§ **What to do**
All of the lines below are to be transcribed faithfully, with pictures excluded from the copy.

+ + + +

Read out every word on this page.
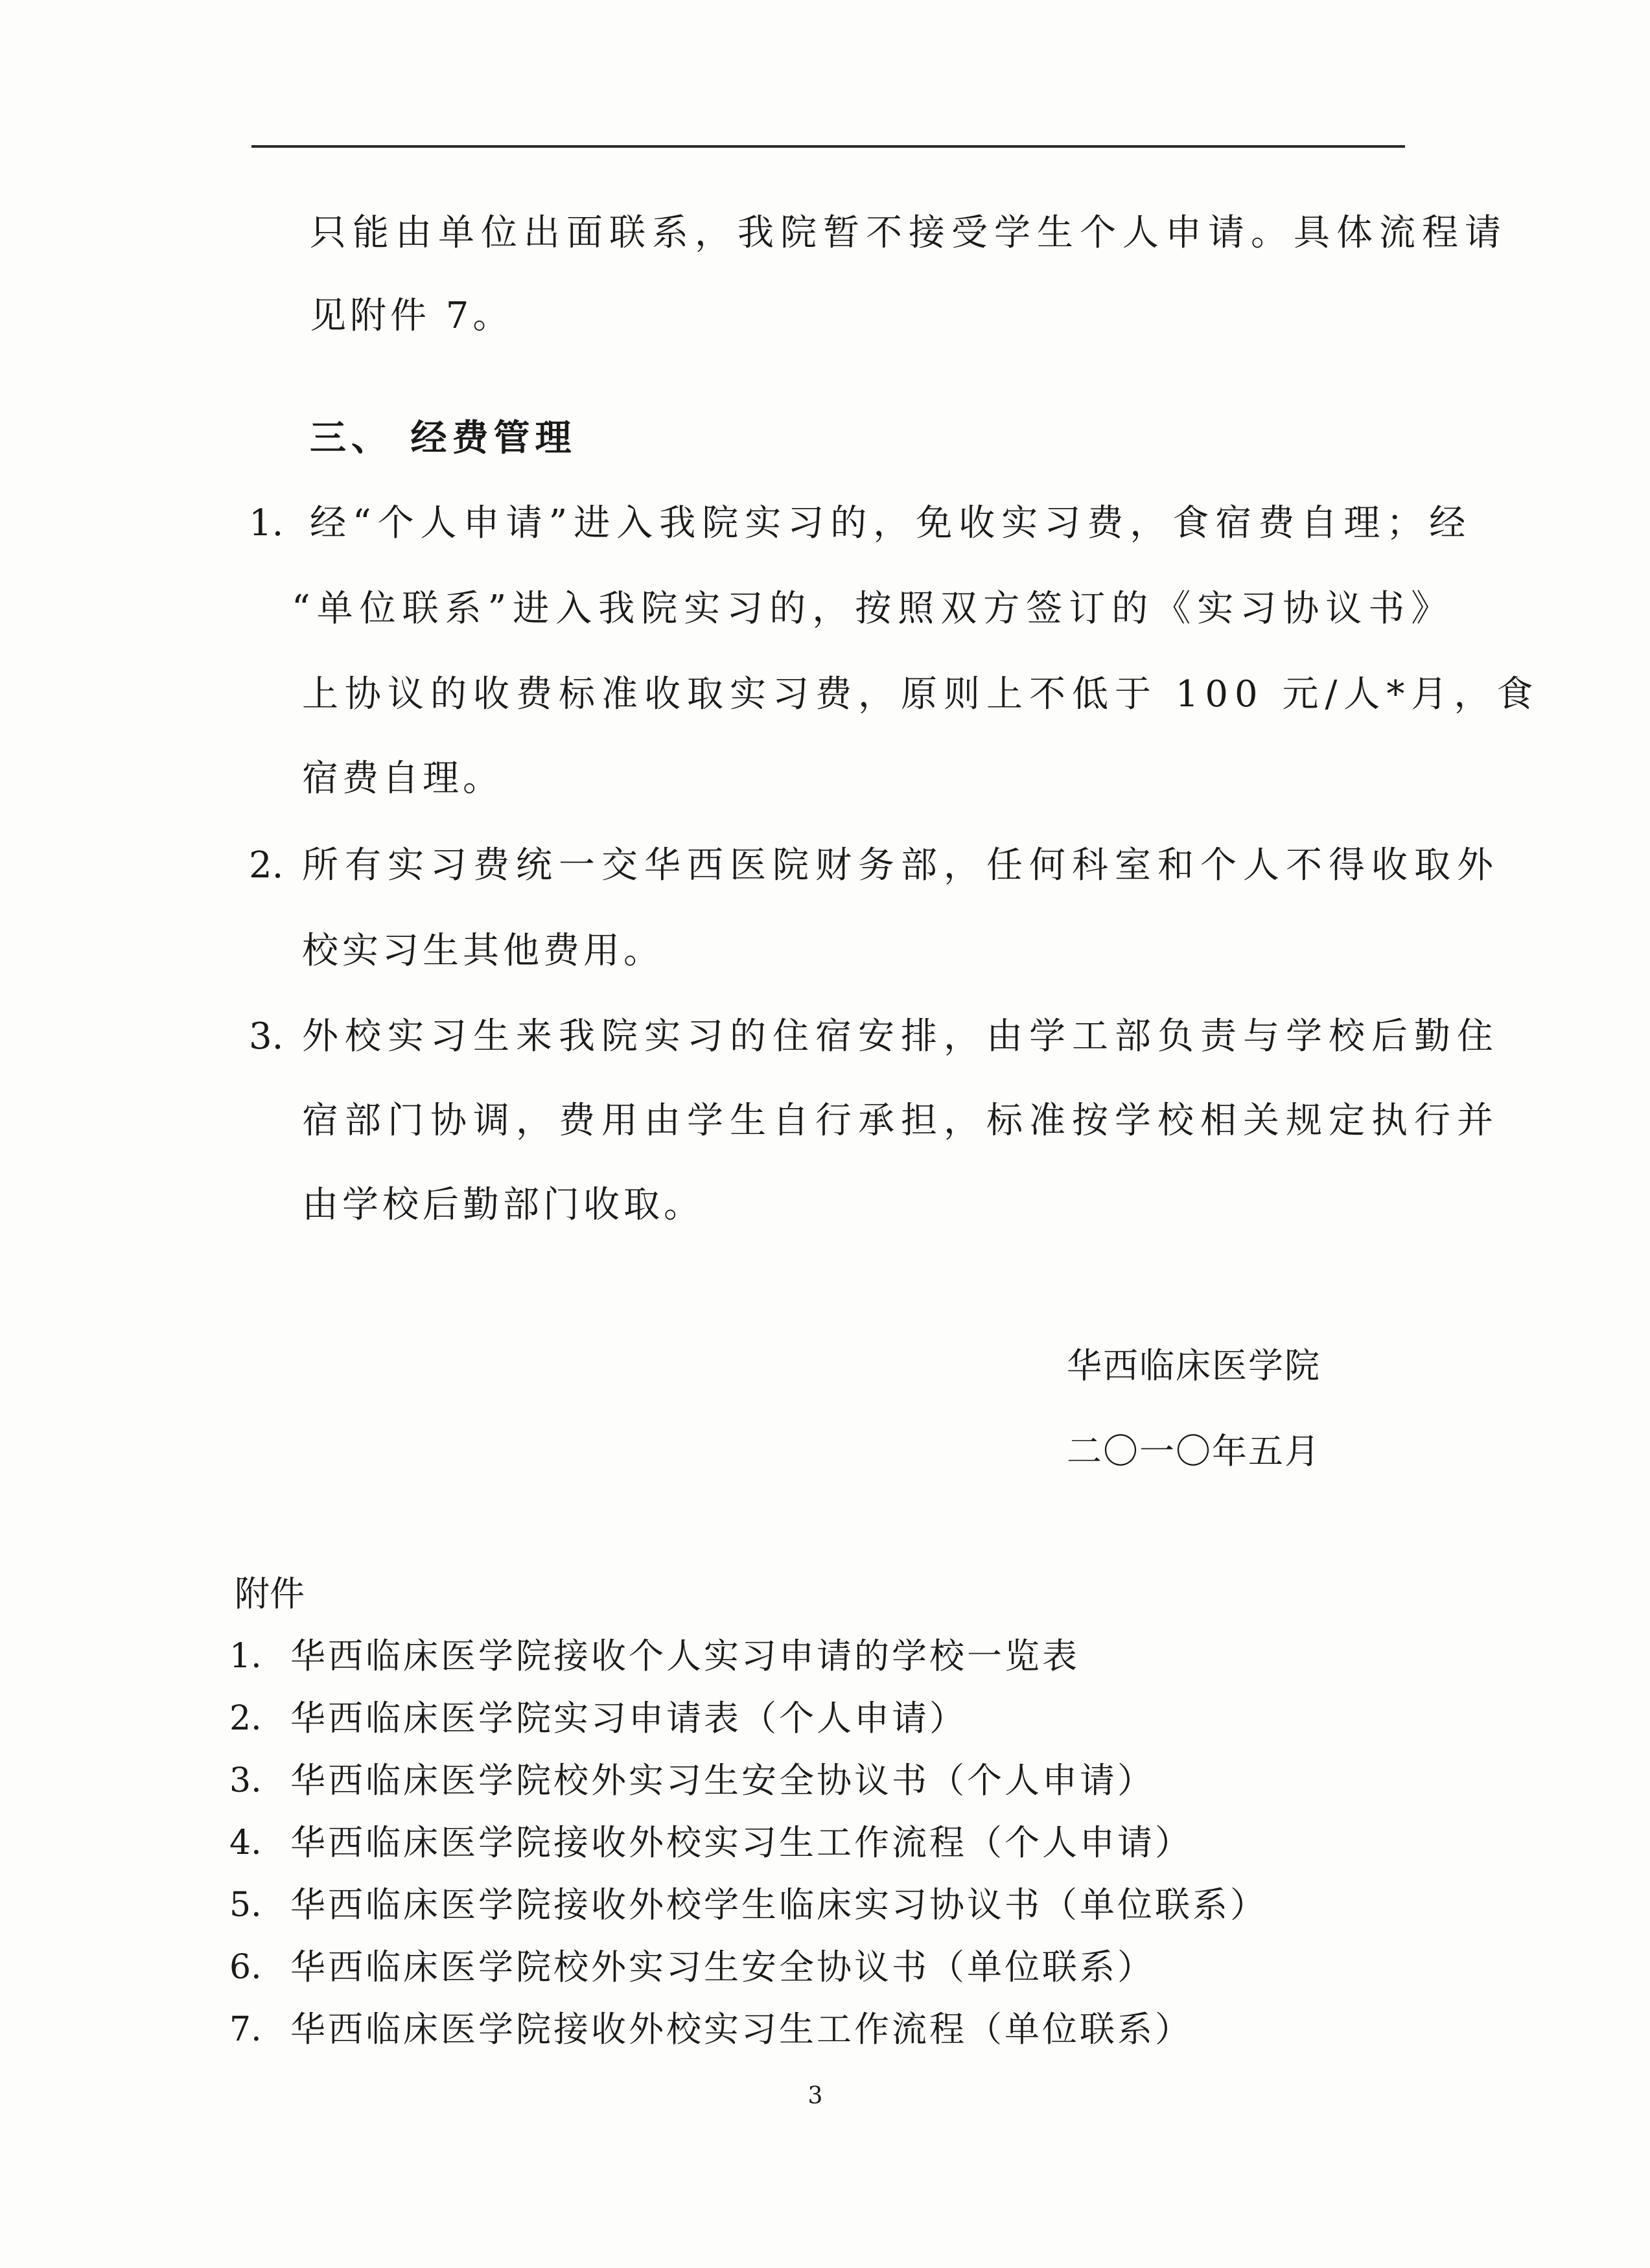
只能由单位出面联系，我院暂不接受学生个人申请。具体流程请
见附件 7。
三、 经费管理
1. 经“个人申请”进入我院实习的，免收实习费，食宿费自理；经
“单位联系”进入我院实习的，按照双方签订的《实习协议书》
上协议的收费标准收取实习费，原则上不低于 100 元/人*月，食
宿费自理。
2. 所有实习费统一交华西医院财务部，任何科室和个人不得收取外
校实习生其他费用。
3. 外校实习生来我院实习的住宿安排，由学工部负责与学校后勤住
宿部门协调，费用由学生自行承担，标准按学校相关规定执行并
由学校后勤部门收取。
华西临床医学院
二〇一〇年五月
附件
1. 华西临床医学院接收个人实习申请的学校一览表
2. 华西临床医学院实习申请表（个人申请）
3. 华西临床医学院校外实习生安全协议书（个人申请）
4. 华西临床医学院接收外校实习生工作流程（个人申请）
5. 华西临床医学院接收外校学生临床实习协议书（单位联系）
6. 华西临床医学院校外实习生安全协议书（单位联系）
7. 华西临床医学院接收外校实习生工作流程（单位联系）
3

+ + + +

§ **Output of the exercise**
Read out every word on this page.
只能由单位出面联系，我院暂不接受学生个人申请。具体流程请
见附件 7。
三、 经费管理
1. 经“个人申请”进入我院实习的，免收实习费，食宿费自理；经
“单位联系”进入我院实习的，按照双方签订的《实习协议书》
上协议的收费标准收取实习费，原则上不低于 100 元/人*月，食
宿费自理。
2. 所有实习费统一交华西医院财务部，任何科室和个人不得收取外
校实习生其他费用。
3. 外校实习生来我院实习的住宿安排，由学工部负责与学校后勤住
宿部门协调，费用由学生自行承担，标准按学校相关规定执行并
由学校后勤部门收取。
华西临床医学院
二〇一〇年五月
附件
1. 华西临床医学院接收个人实习申请的学校一览表
2. 华西临床医学院实习申请表（个人申请）
3. 华西临床医学院校外实习生安全协议书（个人申请）
4. 华西临床医学院接收外校实习生工作流程（个人申请）
5. 华西临床医学院接收外校学生临床实习协议书（单位联系）
6. 华西临床医学院校外实习生安全协议书（单位联系）
7. 华西临床医学院接收外校实习生工作流程（单位联系）
3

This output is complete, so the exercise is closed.